[Items in a dataset]
■ ■ ■

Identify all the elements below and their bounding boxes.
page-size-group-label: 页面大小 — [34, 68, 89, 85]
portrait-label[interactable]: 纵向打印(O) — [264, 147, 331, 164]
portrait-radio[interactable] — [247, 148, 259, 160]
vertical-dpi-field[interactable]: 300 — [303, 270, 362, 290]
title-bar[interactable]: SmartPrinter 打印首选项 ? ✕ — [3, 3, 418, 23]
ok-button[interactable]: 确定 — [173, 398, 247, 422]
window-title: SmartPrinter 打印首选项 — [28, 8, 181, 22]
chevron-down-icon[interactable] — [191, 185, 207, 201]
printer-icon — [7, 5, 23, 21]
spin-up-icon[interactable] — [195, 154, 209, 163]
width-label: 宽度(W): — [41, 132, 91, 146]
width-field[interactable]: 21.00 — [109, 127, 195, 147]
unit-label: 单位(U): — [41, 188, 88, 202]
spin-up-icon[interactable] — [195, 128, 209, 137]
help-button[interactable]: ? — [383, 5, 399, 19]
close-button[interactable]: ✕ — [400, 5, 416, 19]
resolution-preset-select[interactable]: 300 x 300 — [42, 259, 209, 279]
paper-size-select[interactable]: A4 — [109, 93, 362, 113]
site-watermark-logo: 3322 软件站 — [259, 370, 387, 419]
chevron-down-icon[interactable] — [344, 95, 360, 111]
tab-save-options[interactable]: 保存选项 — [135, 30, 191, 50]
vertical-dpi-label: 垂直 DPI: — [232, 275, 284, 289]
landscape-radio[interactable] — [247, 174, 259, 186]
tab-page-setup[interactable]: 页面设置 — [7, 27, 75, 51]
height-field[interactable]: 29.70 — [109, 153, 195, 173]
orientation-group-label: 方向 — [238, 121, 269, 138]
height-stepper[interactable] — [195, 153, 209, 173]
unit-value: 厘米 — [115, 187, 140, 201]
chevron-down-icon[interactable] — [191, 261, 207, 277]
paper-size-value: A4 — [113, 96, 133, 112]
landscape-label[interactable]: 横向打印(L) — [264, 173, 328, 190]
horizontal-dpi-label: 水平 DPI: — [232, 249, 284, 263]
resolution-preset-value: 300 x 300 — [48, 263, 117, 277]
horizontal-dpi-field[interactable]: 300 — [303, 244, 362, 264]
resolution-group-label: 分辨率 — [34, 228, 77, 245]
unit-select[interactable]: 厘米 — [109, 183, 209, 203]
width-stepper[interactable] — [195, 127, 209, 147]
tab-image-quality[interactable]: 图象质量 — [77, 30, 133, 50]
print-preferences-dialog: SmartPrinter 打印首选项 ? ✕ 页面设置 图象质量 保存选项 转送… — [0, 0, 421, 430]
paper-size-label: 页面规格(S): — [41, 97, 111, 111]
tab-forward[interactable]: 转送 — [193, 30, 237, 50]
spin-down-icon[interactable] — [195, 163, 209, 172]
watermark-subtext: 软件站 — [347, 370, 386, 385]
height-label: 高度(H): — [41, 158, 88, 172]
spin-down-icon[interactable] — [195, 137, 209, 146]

■ ■ ■

WORK TO COMPLETE:
Please return every line of the items above that contains the string "page", matching case exactly.

EXERCISE OUTPUT:
page-size-group-label: 页面大小 — [34, 68, 89, 85]
tab-page-setup[interactable]: 页面设置 — [7, 27, 75, 51]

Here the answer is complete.